** To do **
In the entries below, count the lines holding "Gene". Reply with the number only.

╭──

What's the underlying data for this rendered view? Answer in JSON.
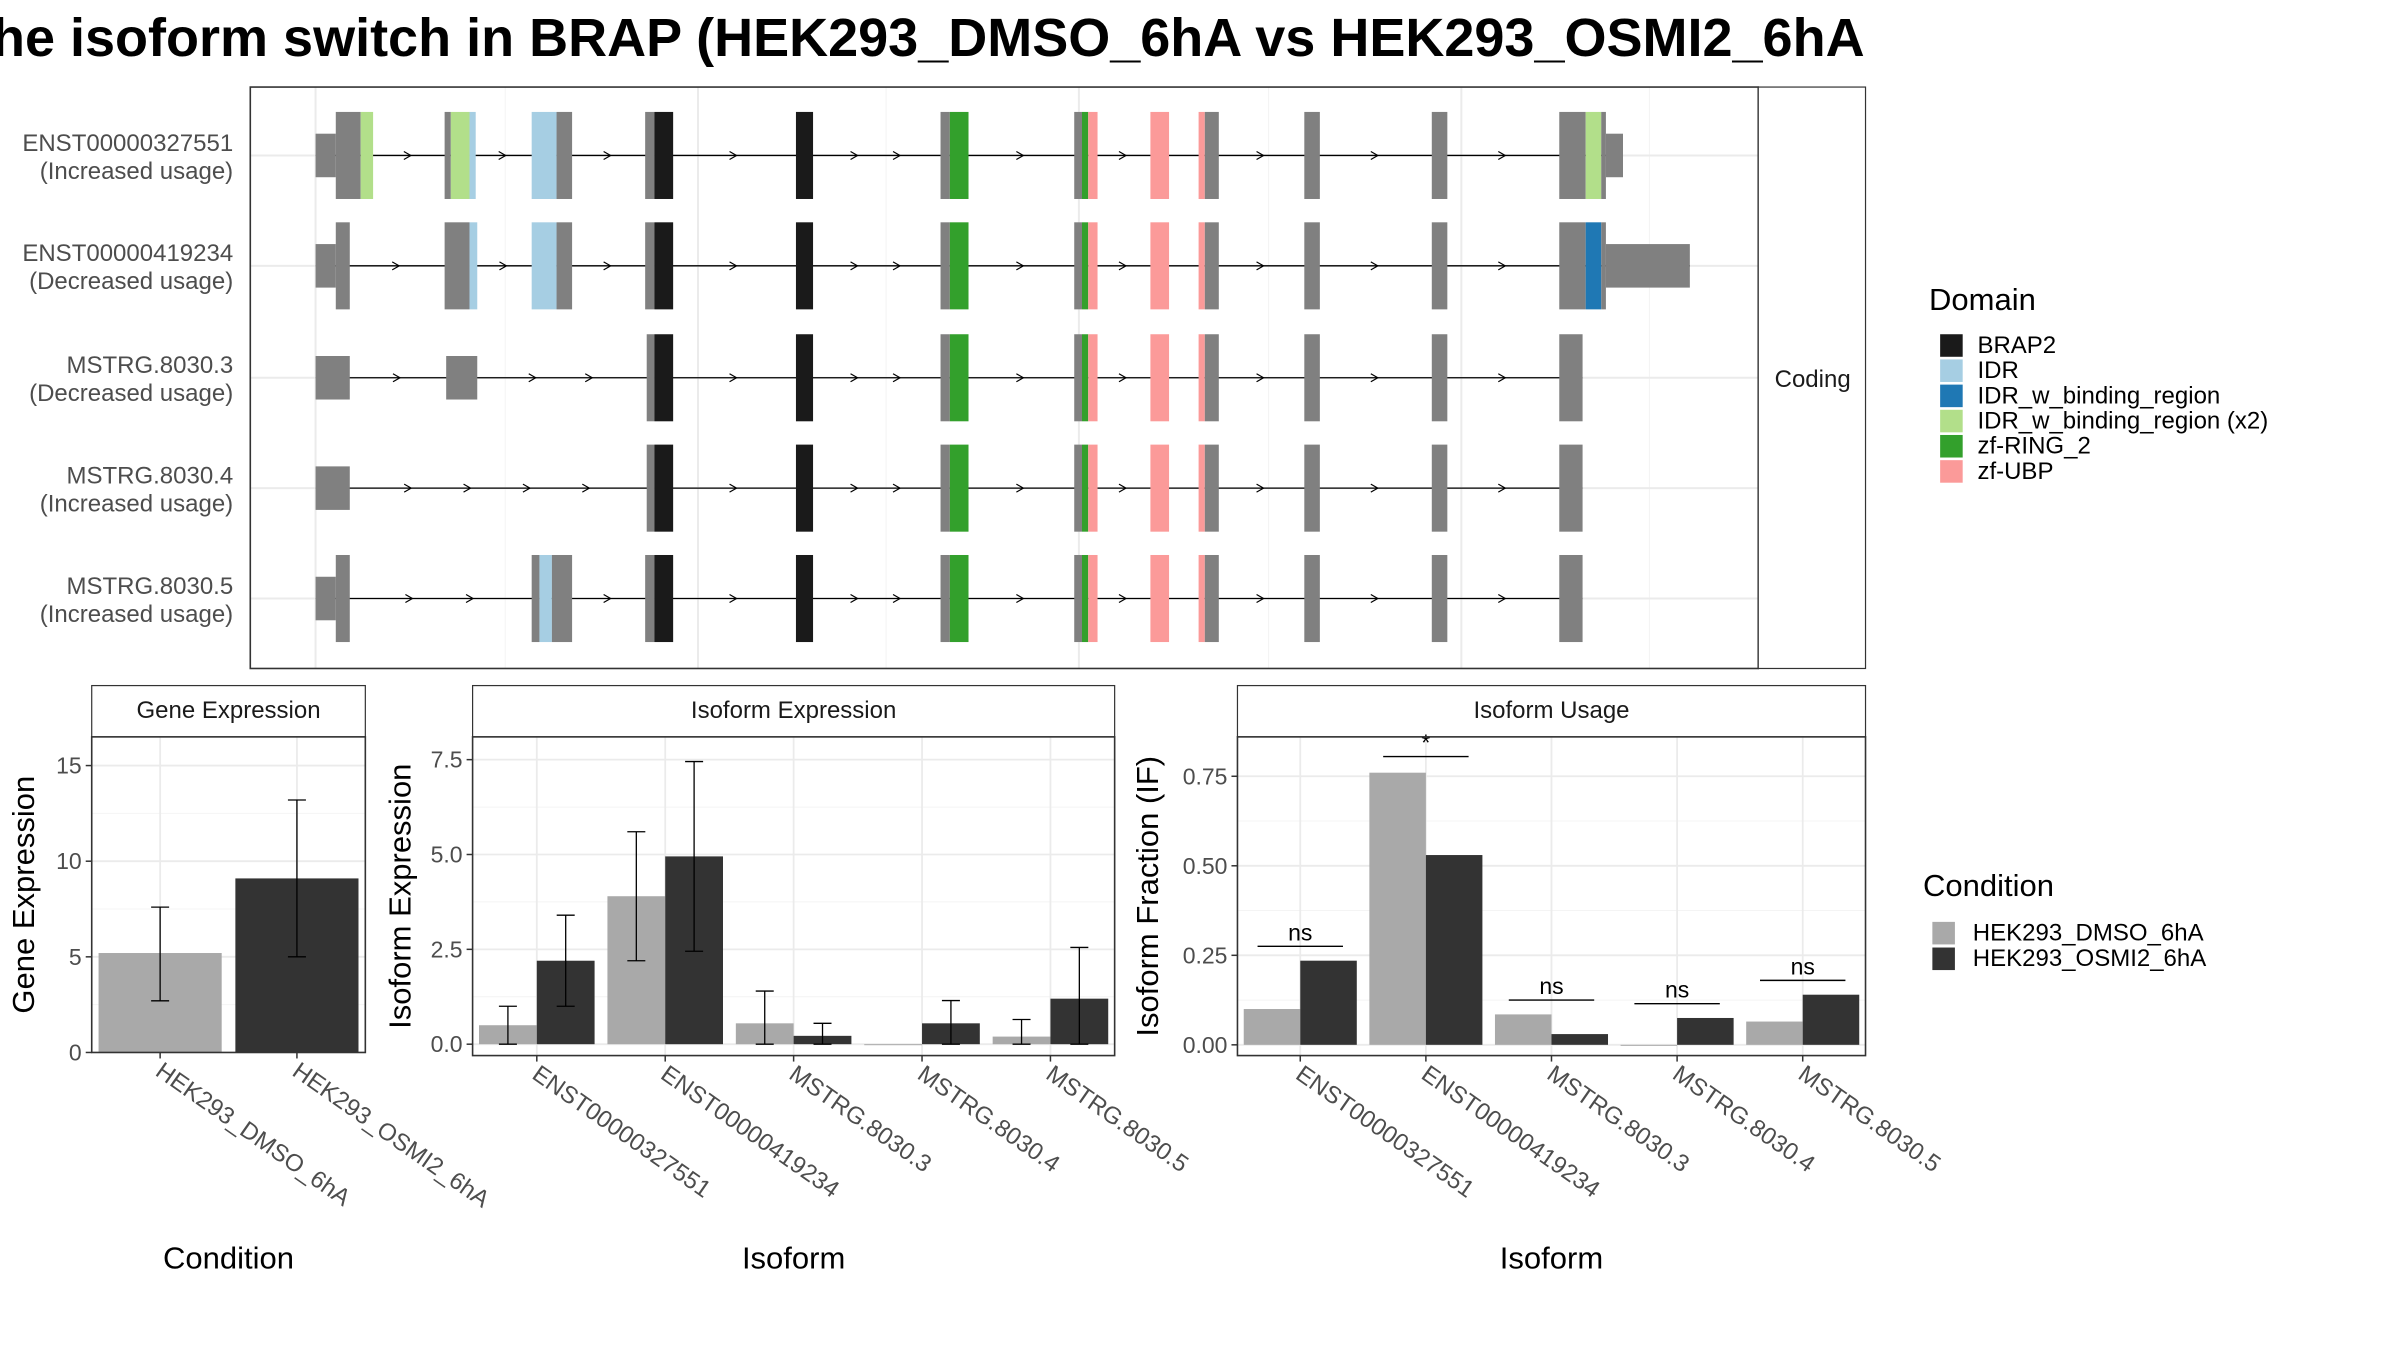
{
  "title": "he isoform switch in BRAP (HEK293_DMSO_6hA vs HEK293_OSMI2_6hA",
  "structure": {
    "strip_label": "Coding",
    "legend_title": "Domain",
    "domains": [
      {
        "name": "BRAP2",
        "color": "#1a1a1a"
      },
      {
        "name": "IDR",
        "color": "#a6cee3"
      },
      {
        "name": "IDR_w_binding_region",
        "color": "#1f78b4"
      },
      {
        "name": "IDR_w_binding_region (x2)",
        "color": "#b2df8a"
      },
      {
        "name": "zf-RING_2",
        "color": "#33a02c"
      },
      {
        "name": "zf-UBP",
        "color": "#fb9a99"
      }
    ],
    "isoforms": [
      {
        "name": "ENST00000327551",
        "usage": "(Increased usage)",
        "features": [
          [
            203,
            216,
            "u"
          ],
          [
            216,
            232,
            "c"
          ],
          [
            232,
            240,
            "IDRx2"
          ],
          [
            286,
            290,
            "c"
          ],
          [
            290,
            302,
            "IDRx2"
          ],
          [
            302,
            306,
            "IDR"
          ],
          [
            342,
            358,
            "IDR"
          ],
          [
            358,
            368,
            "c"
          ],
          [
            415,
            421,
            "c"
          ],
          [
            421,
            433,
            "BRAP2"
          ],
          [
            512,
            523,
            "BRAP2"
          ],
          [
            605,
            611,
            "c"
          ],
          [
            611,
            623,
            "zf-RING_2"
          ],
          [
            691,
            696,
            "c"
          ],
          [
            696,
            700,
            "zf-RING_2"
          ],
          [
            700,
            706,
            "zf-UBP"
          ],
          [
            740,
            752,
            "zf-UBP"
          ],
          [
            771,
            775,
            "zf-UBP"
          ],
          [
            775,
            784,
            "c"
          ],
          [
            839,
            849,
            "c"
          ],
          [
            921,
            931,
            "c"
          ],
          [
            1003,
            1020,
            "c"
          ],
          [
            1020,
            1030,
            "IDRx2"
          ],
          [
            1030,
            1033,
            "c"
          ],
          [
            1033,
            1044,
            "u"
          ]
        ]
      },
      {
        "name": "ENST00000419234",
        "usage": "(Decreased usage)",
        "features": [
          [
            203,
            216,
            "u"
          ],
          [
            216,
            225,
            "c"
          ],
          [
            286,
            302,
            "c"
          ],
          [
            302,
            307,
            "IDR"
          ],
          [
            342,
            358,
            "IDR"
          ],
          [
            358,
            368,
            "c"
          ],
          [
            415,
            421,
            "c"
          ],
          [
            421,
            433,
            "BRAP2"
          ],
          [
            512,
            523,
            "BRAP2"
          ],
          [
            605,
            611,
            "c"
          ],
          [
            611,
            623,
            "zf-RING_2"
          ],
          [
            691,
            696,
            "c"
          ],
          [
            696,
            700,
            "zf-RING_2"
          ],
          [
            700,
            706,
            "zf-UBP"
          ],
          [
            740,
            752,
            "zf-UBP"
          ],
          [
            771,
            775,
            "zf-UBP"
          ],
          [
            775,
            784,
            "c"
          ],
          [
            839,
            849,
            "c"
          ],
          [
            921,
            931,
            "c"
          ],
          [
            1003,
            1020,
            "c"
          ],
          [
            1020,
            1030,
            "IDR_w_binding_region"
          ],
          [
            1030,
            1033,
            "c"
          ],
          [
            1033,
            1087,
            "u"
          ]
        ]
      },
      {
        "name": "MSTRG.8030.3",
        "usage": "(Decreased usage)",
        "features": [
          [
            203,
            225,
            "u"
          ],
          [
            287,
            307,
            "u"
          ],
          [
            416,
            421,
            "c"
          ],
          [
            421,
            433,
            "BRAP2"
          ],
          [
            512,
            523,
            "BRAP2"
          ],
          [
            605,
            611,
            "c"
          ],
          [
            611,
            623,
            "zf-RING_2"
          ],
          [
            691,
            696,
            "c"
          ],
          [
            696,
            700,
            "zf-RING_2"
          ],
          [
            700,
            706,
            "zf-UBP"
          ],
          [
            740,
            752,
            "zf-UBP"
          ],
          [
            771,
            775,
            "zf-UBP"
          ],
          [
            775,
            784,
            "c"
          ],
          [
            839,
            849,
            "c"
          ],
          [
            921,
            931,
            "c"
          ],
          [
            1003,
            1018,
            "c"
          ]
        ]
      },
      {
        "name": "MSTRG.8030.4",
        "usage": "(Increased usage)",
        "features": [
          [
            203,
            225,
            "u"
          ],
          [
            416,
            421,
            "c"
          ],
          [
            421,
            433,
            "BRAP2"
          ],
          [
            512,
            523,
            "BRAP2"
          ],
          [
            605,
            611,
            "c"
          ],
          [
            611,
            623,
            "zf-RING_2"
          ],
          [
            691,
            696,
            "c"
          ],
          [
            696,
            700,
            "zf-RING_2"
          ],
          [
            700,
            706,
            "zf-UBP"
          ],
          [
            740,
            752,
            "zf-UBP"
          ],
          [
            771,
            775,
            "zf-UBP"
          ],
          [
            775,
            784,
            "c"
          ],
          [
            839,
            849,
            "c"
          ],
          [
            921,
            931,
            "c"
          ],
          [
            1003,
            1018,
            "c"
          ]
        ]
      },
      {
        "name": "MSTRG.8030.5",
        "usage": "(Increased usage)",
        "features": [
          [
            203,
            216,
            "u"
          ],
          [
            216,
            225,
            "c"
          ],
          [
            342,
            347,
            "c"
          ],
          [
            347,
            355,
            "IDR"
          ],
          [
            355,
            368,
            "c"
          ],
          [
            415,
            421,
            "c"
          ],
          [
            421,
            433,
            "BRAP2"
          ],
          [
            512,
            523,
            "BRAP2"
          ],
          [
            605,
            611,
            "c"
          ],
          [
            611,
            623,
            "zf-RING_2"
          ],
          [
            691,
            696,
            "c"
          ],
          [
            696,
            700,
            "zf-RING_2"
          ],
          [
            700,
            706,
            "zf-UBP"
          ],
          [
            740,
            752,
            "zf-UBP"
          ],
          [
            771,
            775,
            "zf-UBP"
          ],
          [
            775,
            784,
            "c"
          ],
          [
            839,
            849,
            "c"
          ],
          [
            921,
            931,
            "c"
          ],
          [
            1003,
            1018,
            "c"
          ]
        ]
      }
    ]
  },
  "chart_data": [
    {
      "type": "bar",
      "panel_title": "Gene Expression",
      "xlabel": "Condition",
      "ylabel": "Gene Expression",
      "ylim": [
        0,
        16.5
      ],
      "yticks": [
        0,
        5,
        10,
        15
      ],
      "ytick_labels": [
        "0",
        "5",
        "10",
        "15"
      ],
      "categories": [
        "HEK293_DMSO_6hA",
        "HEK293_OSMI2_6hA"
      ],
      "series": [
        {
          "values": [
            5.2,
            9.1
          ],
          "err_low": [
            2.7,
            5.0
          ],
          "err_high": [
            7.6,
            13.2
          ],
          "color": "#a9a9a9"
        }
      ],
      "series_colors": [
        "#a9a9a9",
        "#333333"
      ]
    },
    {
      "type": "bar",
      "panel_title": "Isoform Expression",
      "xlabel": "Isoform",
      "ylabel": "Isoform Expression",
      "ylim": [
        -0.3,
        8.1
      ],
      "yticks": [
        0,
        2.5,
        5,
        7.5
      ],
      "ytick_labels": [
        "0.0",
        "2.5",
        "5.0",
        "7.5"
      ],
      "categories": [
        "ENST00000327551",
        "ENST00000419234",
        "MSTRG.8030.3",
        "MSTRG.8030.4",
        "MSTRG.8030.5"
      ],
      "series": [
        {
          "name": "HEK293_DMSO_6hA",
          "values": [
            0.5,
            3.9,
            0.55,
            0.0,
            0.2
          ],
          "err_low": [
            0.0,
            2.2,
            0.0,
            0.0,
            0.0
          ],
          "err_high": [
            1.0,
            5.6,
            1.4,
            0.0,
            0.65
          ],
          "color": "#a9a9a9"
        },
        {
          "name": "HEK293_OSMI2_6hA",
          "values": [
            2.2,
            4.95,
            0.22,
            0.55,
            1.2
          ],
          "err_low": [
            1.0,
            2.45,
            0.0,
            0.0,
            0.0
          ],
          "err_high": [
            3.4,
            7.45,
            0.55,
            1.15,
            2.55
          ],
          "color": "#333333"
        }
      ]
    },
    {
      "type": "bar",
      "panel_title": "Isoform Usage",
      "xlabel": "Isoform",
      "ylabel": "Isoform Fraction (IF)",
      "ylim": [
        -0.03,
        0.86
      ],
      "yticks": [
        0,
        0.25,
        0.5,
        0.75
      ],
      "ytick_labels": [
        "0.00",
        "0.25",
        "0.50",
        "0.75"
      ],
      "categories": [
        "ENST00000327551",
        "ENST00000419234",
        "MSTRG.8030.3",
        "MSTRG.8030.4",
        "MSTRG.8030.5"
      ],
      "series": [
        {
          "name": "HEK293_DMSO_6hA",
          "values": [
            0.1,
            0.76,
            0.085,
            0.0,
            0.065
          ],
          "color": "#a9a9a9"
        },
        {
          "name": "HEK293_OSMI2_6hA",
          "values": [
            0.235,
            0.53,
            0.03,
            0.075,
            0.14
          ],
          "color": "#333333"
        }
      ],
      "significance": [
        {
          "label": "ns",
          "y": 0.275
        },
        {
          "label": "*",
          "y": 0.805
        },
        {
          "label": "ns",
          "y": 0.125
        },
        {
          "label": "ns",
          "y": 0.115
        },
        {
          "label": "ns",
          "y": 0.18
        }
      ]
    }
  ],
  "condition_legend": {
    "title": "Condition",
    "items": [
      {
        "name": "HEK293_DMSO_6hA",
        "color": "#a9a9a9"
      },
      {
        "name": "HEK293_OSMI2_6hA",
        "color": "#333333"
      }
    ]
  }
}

╰──

** The output **
2